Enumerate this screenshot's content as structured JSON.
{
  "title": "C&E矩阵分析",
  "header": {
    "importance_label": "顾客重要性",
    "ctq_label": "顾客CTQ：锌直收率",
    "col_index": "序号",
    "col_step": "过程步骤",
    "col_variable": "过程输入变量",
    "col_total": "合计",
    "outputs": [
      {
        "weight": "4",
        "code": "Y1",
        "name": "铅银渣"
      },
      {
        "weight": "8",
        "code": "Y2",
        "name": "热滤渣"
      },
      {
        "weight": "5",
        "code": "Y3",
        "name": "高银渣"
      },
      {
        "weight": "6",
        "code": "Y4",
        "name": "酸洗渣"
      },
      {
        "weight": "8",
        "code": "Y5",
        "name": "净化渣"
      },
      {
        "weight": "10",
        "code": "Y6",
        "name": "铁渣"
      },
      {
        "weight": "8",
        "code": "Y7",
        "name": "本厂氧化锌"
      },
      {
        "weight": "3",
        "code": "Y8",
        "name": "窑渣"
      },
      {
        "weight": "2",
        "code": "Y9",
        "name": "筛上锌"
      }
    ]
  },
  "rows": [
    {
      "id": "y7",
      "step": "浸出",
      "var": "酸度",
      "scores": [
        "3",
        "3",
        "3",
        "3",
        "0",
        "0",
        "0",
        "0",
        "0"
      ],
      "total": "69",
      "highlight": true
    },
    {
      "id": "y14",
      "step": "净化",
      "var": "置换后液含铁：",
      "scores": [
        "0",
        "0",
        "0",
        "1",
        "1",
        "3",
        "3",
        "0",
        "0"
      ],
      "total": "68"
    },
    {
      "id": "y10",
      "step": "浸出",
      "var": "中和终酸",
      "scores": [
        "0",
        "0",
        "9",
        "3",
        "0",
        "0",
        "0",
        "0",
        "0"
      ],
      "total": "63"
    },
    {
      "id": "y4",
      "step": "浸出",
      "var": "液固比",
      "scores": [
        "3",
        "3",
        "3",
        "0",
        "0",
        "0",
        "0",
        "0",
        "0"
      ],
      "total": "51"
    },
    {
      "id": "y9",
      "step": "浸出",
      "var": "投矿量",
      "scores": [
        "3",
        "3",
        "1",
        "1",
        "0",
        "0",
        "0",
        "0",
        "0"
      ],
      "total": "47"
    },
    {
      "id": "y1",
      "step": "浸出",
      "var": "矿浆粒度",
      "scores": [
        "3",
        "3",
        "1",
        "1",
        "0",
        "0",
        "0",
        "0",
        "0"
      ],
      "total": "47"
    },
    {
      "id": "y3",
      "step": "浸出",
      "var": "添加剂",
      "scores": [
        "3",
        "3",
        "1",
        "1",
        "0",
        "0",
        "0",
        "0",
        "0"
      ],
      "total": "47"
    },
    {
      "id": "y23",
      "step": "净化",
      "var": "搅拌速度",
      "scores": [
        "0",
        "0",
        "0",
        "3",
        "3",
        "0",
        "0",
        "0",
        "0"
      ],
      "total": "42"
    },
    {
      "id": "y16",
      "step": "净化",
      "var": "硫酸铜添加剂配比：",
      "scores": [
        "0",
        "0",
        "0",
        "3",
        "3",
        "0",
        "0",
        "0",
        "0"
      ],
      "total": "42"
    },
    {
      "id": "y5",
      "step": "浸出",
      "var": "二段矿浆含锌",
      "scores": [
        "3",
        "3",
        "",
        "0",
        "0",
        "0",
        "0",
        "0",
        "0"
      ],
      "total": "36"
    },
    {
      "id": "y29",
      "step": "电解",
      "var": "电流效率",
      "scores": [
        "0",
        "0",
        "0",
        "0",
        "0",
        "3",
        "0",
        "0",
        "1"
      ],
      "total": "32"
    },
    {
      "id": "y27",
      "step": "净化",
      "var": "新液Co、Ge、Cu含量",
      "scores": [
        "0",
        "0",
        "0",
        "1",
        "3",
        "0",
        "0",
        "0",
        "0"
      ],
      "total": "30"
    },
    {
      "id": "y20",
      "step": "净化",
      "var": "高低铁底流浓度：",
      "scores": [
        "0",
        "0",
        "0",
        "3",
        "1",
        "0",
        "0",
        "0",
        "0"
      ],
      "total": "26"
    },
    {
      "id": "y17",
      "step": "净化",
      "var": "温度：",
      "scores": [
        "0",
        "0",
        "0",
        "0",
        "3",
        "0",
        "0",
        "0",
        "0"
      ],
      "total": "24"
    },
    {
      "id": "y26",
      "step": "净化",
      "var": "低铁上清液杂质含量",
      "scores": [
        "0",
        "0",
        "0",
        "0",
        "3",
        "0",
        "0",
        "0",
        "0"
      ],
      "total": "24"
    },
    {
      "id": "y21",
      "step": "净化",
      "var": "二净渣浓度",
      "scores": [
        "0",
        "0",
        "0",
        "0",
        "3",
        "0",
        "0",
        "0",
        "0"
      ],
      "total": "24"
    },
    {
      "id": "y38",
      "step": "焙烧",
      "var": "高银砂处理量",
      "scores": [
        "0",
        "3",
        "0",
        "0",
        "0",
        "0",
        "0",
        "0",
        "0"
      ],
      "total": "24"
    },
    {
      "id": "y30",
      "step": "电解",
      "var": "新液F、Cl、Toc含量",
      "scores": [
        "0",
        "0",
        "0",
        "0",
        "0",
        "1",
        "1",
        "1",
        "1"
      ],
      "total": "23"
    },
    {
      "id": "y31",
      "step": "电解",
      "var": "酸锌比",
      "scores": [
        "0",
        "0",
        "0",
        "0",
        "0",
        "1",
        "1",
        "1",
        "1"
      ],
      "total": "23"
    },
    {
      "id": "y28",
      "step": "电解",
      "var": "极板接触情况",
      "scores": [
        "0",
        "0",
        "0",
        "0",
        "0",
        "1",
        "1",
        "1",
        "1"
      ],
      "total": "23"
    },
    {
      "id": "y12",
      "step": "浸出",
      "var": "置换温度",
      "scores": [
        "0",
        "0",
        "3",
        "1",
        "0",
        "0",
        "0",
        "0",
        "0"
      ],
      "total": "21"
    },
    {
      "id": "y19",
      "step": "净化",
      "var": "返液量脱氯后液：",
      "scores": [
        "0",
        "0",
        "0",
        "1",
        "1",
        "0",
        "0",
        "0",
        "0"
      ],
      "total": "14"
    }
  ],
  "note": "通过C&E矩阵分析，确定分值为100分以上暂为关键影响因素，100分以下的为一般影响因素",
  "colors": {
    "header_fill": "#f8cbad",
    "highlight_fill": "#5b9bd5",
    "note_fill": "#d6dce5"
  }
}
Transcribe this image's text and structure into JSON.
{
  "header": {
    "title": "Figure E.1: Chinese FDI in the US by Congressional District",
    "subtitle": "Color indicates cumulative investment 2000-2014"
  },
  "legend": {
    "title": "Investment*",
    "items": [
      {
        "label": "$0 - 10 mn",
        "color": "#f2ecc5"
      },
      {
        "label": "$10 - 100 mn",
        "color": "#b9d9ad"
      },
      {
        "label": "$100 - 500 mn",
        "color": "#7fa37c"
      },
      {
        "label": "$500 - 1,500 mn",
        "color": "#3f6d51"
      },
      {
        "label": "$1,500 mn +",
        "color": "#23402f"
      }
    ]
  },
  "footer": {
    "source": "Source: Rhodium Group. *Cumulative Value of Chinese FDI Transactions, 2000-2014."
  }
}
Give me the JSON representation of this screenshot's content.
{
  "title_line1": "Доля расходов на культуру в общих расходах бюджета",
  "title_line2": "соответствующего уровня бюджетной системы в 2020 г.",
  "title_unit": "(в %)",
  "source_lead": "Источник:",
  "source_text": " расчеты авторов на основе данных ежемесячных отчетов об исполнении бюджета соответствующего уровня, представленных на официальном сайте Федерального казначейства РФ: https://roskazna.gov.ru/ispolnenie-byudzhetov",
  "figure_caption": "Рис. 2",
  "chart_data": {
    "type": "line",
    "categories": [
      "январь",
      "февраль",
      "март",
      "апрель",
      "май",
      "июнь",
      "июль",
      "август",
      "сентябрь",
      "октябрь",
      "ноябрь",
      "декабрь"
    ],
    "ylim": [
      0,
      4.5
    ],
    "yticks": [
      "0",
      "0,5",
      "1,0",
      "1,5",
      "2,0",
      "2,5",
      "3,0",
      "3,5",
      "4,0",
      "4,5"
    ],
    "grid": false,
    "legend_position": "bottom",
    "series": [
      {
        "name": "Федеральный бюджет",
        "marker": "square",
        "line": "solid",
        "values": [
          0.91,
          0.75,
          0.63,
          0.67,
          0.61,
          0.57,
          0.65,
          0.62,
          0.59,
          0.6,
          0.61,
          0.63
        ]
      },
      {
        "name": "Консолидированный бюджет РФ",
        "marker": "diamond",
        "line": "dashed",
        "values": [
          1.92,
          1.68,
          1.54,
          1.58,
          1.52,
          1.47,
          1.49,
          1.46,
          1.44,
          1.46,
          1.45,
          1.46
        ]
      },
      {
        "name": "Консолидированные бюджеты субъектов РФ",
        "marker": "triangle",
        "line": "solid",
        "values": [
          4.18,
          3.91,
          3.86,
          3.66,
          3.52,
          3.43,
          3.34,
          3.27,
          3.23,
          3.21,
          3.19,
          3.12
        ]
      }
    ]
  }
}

*-*-*

- _PROMPT_
In the entries above, count each line holding "соответствующего" and report the total and nothing more.

- _RESPONSE FOR THIS EXERCISE_
2